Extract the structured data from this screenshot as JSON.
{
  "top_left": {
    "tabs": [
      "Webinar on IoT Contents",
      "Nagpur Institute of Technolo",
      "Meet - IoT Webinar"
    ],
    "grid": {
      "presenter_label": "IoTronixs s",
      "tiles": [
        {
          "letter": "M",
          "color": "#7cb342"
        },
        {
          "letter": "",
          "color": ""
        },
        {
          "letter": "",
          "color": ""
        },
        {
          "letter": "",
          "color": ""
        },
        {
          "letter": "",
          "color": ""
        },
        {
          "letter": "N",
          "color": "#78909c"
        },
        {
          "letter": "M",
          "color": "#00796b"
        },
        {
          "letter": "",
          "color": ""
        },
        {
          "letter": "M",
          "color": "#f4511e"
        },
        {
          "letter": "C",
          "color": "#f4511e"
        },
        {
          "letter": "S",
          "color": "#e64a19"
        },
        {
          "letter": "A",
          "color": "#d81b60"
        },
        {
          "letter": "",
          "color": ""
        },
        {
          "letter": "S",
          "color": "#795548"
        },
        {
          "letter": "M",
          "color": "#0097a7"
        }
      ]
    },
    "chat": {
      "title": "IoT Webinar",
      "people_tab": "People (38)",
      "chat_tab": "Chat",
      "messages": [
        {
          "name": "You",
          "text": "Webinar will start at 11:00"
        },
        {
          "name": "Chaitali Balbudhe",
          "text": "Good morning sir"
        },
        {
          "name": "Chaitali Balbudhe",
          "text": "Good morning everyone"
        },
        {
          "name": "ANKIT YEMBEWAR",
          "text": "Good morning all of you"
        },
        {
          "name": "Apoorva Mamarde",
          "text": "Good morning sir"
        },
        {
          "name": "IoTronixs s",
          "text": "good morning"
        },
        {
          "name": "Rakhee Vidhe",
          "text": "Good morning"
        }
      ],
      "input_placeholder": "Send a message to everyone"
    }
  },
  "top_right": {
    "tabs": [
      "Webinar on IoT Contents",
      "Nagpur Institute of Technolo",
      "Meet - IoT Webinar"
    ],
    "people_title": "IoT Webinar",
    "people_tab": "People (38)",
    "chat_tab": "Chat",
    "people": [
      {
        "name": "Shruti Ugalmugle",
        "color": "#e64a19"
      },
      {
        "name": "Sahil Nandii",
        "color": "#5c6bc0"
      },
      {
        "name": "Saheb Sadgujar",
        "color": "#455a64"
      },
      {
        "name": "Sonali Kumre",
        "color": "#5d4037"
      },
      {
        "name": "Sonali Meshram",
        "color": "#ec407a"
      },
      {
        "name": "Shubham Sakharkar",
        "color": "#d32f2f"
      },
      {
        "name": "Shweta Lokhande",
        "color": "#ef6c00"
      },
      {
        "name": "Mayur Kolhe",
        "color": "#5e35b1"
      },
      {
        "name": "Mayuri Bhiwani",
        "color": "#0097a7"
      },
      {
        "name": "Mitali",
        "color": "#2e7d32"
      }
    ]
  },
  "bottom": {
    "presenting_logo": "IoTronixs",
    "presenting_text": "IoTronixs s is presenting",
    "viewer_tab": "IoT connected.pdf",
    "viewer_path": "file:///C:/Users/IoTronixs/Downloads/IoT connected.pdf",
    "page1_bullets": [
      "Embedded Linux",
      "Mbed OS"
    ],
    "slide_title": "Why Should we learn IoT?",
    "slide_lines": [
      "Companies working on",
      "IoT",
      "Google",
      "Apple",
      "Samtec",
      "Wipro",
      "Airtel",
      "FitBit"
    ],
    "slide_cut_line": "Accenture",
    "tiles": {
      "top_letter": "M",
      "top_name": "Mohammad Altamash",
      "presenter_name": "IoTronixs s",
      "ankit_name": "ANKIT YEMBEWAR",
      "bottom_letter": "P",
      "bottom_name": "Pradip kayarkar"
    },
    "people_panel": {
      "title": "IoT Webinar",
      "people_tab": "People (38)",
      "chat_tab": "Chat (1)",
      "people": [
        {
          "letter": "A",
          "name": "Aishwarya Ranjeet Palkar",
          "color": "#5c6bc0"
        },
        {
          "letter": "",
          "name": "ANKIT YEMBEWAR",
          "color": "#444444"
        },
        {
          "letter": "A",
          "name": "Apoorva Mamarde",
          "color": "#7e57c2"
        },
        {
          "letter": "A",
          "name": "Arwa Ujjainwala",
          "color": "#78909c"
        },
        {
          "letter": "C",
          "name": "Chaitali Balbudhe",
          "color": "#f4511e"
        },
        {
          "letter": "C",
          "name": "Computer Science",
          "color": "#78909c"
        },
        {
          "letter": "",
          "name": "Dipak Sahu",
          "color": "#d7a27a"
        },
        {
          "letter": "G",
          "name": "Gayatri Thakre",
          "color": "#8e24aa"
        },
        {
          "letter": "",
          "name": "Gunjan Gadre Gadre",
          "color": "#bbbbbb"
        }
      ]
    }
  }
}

Given instruction - Track down the lines that include the word "everyone" and copy them.

Result -
          "text": "Good morning everyone"
      "input_placeholder": "Send a message to everyone"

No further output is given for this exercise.